■ **Records for the task**:

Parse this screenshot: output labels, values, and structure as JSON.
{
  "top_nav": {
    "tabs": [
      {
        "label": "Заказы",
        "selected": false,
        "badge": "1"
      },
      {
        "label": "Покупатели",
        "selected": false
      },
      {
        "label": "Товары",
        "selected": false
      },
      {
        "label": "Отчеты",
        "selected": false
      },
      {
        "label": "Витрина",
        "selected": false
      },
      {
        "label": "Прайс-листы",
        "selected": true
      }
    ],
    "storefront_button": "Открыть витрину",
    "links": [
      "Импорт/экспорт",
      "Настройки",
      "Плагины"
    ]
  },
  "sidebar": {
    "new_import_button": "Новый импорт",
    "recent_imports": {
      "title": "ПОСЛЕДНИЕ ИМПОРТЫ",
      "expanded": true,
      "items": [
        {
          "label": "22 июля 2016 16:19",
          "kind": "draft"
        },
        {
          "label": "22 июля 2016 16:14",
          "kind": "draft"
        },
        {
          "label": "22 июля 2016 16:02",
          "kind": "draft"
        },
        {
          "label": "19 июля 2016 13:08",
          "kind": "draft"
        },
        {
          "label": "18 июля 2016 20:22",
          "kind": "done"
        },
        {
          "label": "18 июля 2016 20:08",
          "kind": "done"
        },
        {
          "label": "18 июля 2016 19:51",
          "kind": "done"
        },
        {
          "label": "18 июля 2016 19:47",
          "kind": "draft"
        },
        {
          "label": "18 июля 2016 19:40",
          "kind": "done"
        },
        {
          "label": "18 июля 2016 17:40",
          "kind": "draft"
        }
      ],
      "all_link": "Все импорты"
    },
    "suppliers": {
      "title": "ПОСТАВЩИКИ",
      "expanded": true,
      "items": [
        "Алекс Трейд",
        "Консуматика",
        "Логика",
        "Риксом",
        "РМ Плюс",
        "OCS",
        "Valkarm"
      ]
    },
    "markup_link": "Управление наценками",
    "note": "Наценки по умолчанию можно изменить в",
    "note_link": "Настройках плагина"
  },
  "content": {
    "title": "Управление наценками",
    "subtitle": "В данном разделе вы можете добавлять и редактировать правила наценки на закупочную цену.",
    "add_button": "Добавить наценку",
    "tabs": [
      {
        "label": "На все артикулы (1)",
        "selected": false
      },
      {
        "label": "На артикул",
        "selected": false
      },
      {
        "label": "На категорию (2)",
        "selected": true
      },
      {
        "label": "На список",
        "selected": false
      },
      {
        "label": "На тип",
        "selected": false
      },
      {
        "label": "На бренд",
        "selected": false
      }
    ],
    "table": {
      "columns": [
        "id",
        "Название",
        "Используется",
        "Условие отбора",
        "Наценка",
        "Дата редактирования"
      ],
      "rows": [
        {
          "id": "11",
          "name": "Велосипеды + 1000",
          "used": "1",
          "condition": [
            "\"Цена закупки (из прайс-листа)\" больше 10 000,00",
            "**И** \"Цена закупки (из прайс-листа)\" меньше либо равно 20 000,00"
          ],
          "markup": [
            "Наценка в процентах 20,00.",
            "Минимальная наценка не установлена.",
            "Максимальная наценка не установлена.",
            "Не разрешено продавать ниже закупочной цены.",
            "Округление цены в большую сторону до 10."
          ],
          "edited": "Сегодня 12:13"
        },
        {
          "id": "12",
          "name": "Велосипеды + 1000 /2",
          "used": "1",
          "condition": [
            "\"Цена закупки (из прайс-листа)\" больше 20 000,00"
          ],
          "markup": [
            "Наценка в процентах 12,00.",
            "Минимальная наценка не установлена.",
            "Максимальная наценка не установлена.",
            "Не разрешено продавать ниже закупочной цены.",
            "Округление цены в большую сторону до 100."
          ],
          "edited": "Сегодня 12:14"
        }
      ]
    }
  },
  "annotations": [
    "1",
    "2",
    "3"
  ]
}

■ **To do**: All of the entries should be written out again exactly.

■ **Task result**:
Parse this screenshot: output labels, values, and structure as JSON.
{
  "top_nav": {
    "tabs": [
      {
        "label": "Заказы",
        "selected": false,
        "badge": "1"
      },
      {
        "label": "Покупатели",
        "selected": false
      },
      {
        "label": "Товары",
        "selected": false
      },
      {
        "label": "Отчеты",
        "selected": false
      },
      {
        "label": "Витрина",
        "selected": false
      },
      {
        "label": "Прайс-листы",
        "selected": true
      }
    ],
    "storefront_button": "Открыть витрину",
    "links": [
      "Импорт/экспорт",
      "Настройки",
      "Плагины"
    ]
  },
  "sidebar": {
    "new_import_button": "Новый импорт",
    "recent_imports": {
      "title": "ПОСЛЕДНИЕ ИМПОРТЫ",
      "expanded": true,
      "items": [
        {
          "label": "22 июля 2016 16:19",
          "kind": "draft"
        },
        {
          "label": "22 июля 2016 16:14",
          "kind": "draft"
        },
        {
          "label": "22 июля 2016 16:02",
          "kind": "draft"
        },
        {
          "label": "19 июля 2016 13:08",
          "kind": "draft"
        },
        {
          "label": "18 июля 2016 20:22",
          "kind": "done"
        },
        {
          "label": "18 июля 2016 20:08",
          "kind": "done"
        },
        {
          "label": "18 июля 2016 19:51",
          "kind": "done"
        },
        {
          "label": "18 июля 2016 19:47",
          "kind": "draft"
        },
        {
          "label": "18 июля 2016 19:40",
          "kind": "done"
        },
        {
          "label": "18 июля 2016 17:40",
          "kind": "draft"
        }
      ],
      "all_link": "Все импорты"
    },
    "suppliers": {
      "title": "ПОСТАВЩИКИ",
      "expanded": true,
      "items": [
        "Алекс Трейд",
        "Консуматика",
        "Логика",
        "Риксом",
        "РМ Плюс",
        "OCS",
        "Valkarm"
      ]
    },
    "markup_link": "Управление наценками",
    "note": "Наценки по умолчанию можно изменить в",
    "note_link": "Настройках плагина"
  },
  "content": {
    "title": "Управление наценками",
    "subtitle": "В данном разделе вы можете добавлять и редактировать правила наценки на закупочную цену.",
    "add_button": "Добавить наценку",
    "tabs": [
      {
        "label": "На все артикулы (1)",
        "selected": false
      },
      {
        "label": "На артикул",
        "selected": false
      },
      {
        "label": "На категорию (2)",
        "selected": true
      },
      {
        "label": "На список",
        "selected": false
      },
      {
        "label": "На тип",
        "selected": false
      },
      {
        "label": "На бренд",
        "selected": false
      }
    ],
    "table": {
      "columns": [
        "id",
        "Название",
        "Используется",
        "Условие отбора",
        "Наценка",
        "Дата редактирования"
      ],
      "rows": [
        {
          "id": "11",
          "name": "Велосипеды + 1000",
          "used": "1",
          "condition": [
            "\"Цена закупки (из прайс-листа)\" больше 10 000,00",
            "**И** \"Цена закупки (из прайс-листа)\" меньше либо равно 20 000,00"
          ],
          "markup": [
            "Наценка в процентах 20,00.",
            "Минимальная наценка не установлена.",
            "Максимальная наценка не установлена.",
            "Не разрешено продавать ниже закупочной цены.",
            "Округление цены в большую сторону до 10."
          ],
          "edited": "Сегодня 12:13"
        },
        {
          "id": "12",
          "name": "Велосипеды + 1000 /2",
          "used": "1",
          "condition": [
            "\"Цена закупки (из прайс-листа)\" больше 20 000,00"
          ],
          "markup": [
            "Наценка в процентах 12,00.",
            "Минимальная наценка не установлена.",
            "Максимальная наценка не установлена.",
            "Не разрешено продавать ниже закупочной цены.",
            "Округление цены в большую сторону до 100."
          ],
          "edited": "Сегодня 12:14"
        }
      ]
    }
  },
  "annotations": [
    "1",
    "2",
    "3"
  ]
}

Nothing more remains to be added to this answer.